DO THIS —
Wherever a line in the data below holds "JSON", copy that line.
• • •
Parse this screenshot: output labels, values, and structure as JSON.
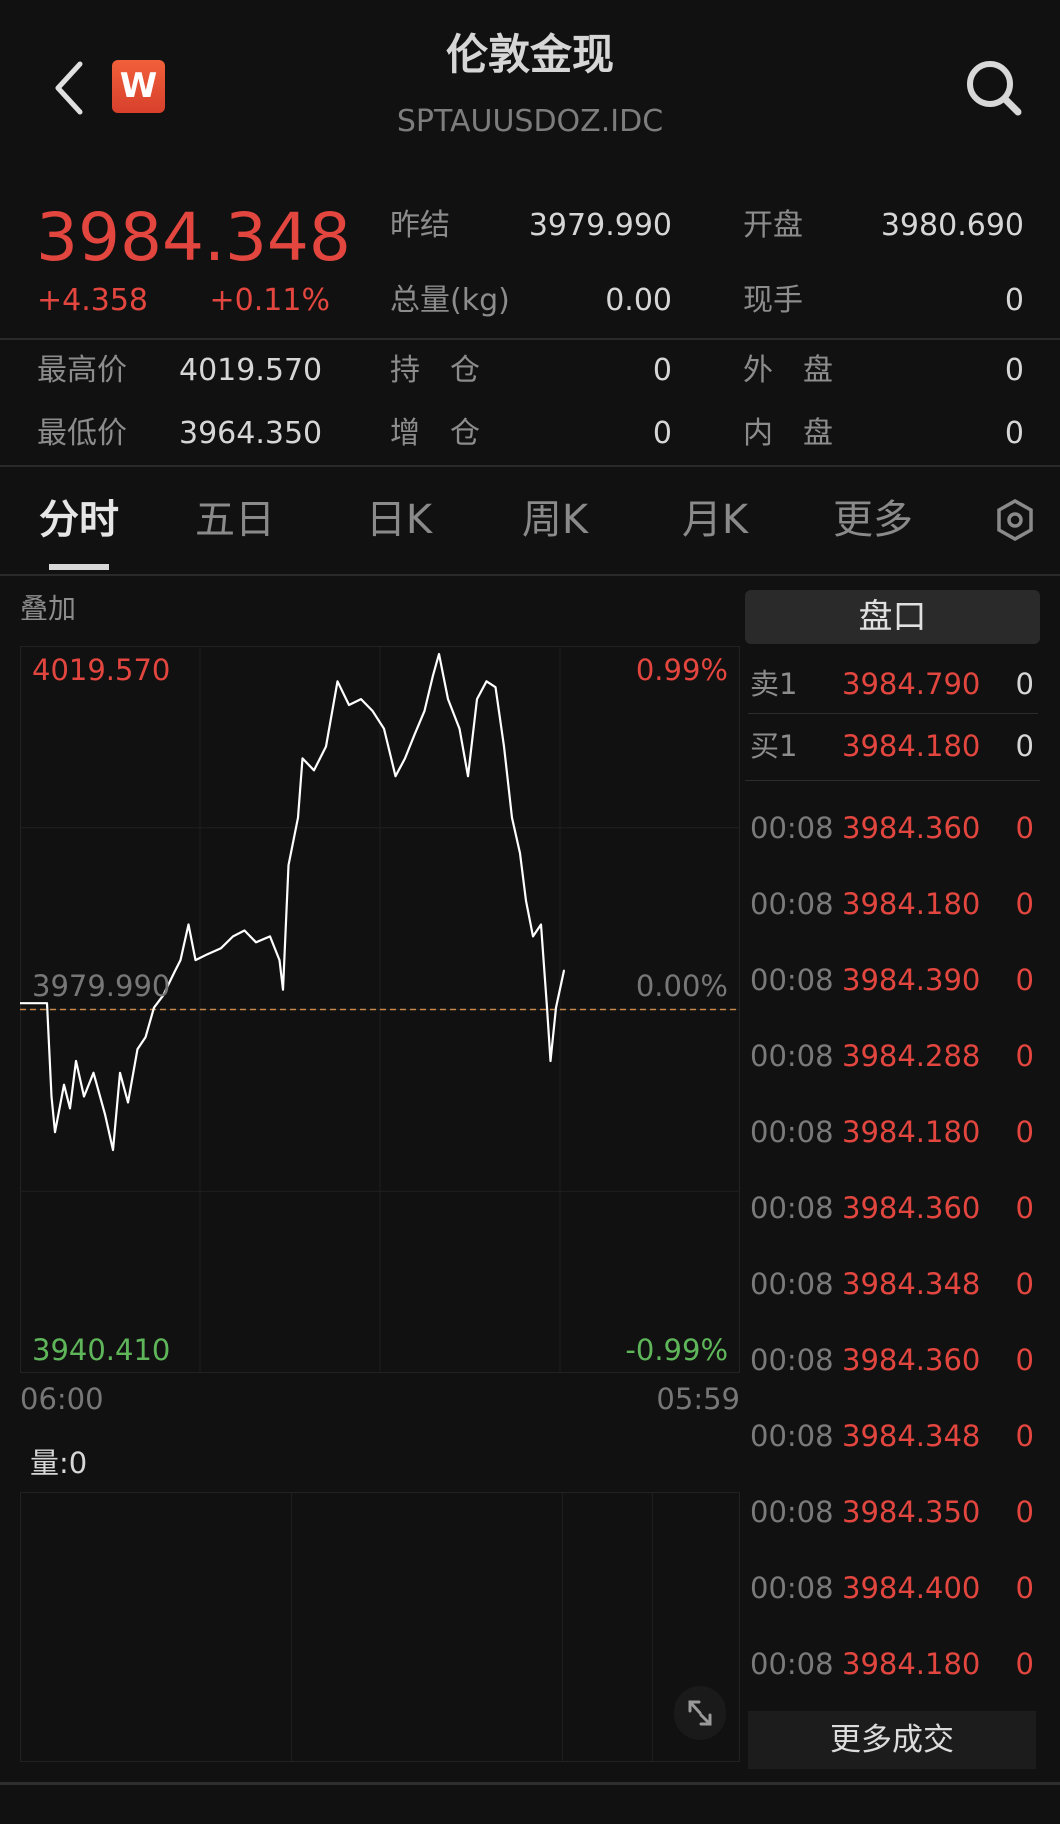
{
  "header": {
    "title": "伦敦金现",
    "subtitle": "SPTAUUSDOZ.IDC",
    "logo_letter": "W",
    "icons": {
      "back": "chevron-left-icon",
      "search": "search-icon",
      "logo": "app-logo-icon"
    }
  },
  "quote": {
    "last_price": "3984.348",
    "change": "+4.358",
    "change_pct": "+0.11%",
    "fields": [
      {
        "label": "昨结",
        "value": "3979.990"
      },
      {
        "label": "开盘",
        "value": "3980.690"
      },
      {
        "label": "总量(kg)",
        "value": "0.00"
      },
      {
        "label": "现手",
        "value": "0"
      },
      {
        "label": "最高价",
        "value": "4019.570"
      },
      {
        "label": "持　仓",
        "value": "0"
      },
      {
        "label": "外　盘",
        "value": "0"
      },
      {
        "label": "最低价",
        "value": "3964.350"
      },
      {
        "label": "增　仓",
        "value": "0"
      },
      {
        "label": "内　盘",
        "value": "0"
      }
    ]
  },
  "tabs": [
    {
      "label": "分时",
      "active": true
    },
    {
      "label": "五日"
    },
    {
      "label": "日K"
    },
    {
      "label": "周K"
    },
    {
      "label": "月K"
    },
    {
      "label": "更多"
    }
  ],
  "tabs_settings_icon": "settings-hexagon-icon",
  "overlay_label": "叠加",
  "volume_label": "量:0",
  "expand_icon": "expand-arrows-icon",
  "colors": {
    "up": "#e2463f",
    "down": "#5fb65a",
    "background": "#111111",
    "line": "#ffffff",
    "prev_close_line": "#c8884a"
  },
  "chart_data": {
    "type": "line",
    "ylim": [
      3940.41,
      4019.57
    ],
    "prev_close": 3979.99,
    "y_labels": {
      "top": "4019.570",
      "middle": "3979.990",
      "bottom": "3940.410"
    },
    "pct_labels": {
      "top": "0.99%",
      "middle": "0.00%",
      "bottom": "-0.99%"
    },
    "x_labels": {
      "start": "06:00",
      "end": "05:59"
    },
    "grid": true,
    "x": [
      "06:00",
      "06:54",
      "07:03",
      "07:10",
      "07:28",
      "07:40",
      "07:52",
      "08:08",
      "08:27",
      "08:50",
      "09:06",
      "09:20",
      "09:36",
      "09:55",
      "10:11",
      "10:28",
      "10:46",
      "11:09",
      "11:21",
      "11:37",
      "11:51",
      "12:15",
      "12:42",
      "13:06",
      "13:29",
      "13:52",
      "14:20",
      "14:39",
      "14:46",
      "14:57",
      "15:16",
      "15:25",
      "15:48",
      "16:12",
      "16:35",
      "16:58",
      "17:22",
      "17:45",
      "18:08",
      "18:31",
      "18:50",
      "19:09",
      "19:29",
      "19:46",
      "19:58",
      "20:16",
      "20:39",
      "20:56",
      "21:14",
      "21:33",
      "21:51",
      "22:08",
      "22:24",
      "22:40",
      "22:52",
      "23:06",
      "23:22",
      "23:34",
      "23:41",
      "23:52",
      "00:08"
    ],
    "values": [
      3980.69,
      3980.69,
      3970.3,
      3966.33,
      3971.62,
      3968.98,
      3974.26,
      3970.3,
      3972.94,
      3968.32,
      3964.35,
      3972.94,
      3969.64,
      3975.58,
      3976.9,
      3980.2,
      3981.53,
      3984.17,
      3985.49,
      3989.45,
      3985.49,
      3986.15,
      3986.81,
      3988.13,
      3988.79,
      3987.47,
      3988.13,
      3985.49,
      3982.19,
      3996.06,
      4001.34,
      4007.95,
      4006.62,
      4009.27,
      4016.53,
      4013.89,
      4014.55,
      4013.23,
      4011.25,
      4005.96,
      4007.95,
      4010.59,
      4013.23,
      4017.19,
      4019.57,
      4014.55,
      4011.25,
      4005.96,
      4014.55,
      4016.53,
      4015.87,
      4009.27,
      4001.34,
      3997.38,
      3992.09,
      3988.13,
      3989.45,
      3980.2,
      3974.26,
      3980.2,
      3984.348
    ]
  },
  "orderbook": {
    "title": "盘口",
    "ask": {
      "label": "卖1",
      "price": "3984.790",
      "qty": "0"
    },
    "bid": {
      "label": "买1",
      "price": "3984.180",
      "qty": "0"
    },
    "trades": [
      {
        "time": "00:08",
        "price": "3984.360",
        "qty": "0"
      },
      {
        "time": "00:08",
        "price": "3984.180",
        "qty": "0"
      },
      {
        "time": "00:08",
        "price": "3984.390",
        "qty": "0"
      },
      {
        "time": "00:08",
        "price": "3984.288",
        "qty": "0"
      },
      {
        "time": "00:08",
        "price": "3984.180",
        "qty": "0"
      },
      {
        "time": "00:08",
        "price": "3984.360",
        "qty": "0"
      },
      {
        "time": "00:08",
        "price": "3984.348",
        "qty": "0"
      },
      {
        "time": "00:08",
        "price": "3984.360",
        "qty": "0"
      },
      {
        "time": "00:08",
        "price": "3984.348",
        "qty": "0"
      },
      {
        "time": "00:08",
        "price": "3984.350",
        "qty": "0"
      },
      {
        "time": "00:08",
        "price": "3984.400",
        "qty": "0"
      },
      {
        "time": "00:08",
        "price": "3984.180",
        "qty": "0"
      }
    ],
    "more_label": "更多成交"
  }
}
• • •
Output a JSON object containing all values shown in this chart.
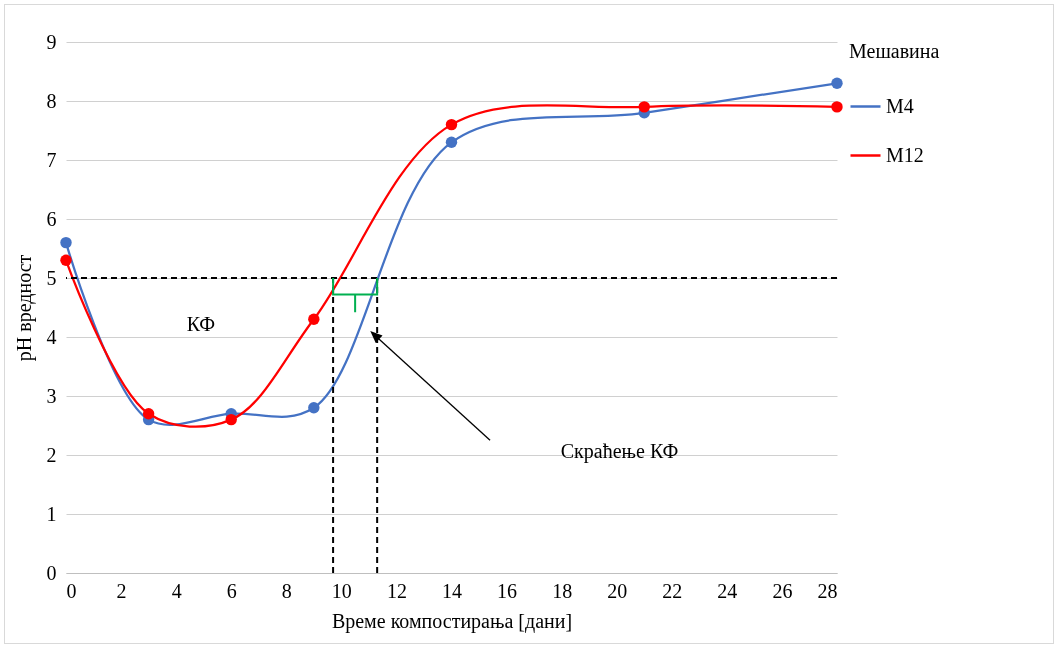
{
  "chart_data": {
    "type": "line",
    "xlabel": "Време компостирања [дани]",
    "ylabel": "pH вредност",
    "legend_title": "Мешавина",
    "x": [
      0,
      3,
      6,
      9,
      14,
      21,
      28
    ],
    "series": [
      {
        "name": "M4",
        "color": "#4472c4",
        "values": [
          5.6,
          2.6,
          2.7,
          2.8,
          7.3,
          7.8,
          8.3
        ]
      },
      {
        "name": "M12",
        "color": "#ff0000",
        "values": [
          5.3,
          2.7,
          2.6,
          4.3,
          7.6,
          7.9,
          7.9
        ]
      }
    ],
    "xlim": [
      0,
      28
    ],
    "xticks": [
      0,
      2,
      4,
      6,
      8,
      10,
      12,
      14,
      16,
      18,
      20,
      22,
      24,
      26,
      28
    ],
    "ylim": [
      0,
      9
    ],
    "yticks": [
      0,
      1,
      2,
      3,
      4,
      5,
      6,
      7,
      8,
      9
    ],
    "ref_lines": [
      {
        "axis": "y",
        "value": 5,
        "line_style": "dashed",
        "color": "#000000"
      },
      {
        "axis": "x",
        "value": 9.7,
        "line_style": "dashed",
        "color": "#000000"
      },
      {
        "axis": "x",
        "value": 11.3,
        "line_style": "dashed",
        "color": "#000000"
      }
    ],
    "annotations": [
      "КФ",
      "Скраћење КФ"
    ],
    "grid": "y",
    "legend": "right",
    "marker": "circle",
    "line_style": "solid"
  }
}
• • •
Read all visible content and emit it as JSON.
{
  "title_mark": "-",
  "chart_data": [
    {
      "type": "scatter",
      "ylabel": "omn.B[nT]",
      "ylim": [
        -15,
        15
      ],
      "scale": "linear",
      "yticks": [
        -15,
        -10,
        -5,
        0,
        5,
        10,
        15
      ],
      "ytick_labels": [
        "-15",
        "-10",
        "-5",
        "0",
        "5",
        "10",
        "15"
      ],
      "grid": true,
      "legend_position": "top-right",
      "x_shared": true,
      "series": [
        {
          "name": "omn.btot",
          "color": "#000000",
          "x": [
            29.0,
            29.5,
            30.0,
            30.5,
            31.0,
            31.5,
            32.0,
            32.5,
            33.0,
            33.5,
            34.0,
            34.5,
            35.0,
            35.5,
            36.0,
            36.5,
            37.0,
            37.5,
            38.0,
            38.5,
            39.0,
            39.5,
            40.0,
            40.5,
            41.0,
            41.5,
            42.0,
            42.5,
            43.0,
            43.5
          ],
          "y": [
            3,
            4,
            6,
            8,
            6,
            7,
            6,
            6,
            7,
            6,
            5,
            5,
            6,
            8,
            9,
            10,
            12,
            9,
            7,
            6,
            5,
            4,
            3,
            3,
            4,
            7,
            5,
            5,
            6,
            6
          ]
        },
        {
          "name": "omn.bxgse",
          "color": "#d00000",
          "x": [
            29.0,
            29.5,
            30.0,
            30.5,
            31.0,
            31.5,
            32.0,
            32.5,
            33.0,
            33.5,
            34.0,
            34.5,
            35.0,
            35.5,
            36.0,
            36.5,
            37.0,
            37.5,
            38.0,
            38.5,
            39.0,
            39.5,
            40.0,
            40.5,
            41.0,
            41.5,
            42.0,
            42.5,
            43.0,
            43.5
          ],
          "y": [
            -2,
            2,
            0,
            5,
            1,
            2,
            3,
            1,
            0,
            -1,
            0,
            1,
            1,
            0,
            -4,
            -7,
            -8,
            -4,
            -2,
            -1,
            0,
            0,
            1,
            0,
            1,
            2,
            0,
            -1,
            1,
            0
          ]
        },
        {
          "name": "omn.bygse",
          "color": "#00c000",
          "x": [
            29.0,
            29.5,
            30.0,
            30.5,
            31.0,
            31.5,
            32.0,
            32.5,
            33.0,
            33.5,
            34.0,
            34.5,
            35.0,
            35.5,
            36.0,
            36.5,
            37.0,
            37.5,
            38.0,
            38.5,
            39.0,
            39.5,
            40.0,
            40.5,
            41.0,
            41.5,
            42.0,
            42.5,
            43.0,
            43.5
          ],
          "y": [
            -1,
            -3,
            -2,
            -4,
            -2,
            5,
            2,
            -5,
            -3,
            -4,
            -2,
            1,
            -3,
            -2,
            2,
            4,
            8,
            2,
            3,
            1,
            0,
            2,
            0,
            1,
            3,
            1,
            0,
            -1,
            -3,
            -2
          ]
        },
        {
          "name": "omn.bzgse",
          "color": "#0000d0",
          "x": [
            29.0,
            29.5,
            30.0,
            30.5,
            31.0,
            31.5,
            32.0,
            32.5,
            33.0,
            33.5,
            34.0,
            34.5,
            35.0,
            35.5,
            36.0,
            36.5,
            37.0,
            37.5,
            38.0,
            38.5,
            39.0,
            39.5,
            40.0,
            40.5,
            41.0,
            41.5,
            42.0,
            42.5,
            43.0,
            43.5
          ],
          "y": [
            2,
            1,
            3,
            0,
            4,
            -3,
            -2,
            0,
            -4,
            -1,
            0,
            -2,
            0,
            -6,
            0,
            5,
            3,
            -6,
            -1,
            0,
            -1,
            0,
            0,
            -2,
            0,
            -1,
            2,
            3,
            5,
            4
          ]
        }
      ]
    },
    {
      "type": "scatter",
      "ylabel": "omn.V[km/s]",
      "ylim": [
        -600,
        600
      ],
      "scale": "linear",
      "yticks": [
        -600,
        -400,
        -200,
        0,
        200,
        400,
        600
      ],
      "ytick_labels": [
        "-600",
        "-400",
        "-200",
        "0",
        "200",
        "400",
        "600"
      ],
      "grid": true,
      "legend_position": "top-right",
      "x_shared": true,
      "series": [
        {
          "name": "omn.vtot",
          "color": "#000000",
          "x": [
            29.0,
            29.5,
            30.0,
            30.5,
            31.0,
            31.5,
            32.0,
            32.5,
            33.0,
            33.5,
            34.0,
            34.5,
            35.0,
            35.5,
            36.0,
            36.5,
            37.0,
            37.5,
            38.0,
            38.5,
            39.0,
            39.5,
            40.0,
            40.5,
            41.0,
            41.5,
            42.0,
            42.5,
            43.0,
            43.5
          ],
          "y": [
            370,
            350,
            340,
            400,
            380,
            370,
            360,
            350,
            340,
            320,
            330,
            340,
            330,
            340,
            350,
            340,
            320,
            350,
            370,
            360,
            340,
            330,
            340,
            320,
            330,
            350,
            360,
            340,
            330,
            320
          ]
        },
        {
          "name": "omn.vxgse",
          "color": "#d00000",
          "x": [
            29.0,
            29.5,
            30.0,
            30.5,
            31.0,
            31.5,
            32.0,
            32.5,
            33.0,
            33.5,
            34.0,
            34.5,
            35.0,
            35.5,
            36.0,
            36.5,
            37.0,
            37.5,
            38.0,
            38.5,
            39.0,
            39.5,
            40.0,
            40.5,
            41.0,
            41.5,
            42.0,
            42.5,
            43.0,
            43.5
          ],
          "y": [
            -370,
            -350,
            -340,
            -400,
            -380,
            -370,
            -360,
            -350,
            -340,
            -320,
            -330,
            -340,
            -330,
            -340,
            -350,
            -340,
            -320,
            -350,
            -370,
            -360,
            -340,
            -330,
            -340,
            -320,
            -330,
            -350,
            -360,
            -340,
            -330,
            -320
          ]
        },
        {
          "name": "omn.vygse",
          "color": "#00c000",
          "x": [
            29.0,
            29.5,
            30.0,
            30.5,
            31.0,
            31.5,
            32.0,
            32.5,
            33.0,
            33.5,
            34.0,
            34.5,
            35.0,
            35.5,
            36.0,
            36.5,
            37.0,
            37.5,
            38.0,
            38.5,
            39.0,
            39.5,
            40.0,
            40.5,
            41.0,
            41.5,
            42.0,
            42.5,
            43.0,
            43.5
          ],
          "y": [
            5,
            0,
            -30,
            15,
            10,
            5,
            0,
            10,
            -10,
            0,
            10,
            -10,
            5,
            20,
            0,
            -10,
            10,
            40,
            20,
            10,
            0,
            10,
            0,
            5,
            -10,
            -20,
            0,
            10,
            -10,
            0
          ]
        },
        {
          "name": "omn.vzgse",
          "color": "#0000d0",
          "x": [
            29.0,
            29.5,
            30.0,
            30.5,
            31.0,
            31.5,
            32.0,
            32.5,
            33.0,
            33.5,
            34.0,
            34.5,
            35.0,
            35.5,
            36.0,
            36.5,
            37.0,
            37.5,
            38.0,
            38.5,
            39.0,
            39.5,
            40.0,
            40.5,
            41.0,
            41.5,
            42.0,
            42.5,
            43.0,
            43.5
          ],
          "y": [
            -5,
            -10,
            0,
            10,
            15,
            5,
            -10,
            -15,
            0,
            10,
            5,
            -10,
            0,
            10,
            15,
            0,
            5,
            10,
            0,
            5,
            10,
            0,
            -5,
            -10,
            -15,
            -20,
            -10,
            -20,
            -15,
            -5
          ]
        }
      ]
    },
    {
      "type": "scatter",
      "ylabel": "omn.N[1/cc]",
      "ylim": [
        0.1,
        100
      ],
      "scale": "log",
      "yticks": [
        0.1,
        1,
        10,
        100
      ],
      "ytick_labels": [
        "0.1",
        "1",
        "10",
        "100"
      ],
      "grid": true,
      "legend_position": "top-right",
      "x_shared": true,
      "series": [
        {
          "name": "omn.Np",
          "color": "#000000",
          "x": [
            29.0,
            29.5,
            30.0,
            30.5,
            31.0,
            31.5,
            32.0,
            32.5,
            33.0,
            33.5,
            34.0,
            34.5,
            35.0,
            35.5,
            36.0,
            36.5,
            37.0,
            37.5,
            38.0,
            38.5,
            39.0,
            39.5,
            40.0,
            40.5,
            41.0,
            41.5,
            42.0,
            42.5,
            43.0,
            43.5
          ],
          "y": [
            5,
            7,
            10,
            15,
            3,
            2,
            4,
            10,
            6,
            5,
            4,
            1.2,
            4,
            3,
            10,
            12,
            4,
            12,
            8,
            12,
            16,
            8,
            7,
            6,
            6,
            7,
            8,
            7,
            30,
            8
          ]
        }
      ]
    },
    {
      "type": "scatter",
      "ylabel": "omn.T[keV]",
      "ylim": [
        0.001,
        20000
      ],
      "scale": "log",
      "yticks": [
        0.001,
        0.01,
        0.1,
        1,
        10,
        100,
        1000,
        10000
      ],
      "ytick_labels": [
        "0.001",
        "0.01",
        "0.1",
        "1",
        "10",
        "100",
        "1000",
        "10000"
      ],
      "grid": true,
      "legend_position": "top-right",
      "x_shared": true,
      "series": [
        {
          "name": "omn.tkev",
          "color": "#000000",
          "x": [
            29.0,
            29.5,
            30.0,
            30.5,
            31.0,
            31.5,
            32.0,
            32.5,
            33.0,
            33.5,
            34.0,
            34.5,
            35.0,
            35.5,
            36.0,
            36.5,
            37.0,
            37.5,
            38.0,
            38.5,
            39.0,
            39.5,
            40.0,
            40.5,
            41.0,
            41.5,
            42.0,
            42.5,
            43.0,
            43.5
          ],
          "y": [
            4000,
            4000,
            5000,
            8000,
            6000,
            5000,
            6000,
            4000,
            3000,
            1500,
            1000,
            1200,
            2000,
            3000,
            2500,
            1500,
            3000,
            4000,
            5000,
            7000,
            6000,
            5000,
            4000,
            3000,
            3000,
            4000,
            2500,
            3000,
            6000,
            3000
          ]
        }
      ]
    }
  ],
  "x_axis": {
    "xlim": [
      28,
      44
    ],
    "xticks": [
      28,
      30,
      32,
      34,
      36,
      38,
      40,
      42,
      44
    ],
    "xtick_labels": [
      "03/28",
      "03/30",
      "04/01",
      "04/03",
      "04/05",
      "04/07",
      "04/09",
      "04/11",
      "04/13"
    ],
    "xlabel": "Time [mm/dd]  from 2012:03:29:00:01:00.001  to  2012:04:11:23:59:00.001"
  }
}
• • •
FINAL RESULT —
Parse this screenshot: output labels, values, and structure as JSON.
Output a JSON object containing all values shown in this chart.
Read all visible content and emit it as JSON.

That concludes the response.